_The problem:_ Pull each line holding "妈妈鼓励我" out of the entries below.
◆ ◆ ◆ ◆ ◆ ◆ ◆
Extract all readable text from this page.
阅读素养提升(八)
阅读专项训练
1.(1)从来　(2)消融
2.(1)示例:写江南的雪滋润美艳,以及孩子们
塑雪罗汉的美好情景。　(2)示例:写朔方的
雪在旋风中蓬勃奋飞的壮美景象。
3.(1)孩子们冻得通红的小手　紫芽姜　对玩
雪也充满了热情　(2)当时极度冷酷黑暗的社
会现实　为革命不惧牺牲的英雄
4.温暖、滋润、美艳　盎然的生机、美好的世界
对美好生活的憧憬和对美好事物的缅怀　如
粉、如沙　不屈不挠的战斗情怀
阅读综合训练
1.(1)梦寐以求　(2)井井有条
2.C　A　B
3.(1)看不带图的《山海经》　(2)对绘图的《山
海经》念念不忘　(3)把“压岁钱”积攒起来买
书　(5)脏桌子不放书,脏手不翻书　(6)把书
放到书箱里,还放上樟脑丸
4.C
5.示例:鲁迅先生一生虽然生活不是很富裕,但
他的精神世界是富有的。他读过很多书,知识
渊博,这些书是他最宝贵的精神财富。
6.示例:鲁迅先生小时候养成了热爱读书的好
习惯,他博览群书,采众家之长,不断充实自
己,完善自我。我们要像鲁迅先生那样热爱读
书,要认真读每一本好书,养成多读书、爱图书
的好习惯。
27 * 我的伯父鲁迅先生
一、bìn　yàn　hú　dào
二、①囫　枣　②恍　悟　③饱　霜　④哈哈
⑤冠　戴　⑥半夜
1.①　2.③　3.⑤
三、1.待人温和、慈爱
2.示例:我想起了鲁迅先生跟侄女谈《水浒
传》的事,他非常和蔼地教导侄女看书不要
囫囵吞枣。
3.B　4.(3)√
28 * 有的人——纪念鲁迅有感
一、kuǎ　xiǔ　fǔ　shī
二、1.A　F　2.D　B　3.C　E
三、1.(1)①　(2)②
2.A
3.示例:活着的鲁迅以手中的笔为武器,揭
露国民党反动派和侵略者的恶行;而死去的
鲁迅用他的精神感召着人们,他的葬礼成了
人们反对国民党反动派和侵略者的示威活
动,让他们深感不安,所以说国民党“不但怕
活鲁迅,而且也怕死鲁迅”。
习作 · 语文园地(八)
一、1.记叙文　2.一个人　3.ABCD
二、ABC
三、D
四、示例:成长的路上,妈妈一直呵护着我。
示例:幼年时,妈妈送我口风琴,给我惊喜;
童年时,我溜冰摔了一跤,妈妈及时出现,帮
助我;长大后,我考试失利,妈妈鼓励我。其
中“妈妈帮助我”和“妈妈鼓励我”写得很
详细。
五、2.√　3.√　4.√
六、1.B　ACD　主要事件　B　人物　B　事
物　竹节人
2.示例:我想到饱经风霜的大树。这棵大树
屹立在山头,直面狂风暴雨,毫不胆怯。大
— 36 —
◆ ◆ ◆ ◆ ◆ ◆ ◆
_Solution to this problem:_
助我;长大后,我考试失利,妈妈鼓励我。其
中“妈妈帮助我”和“妈妈鼓励我”写得很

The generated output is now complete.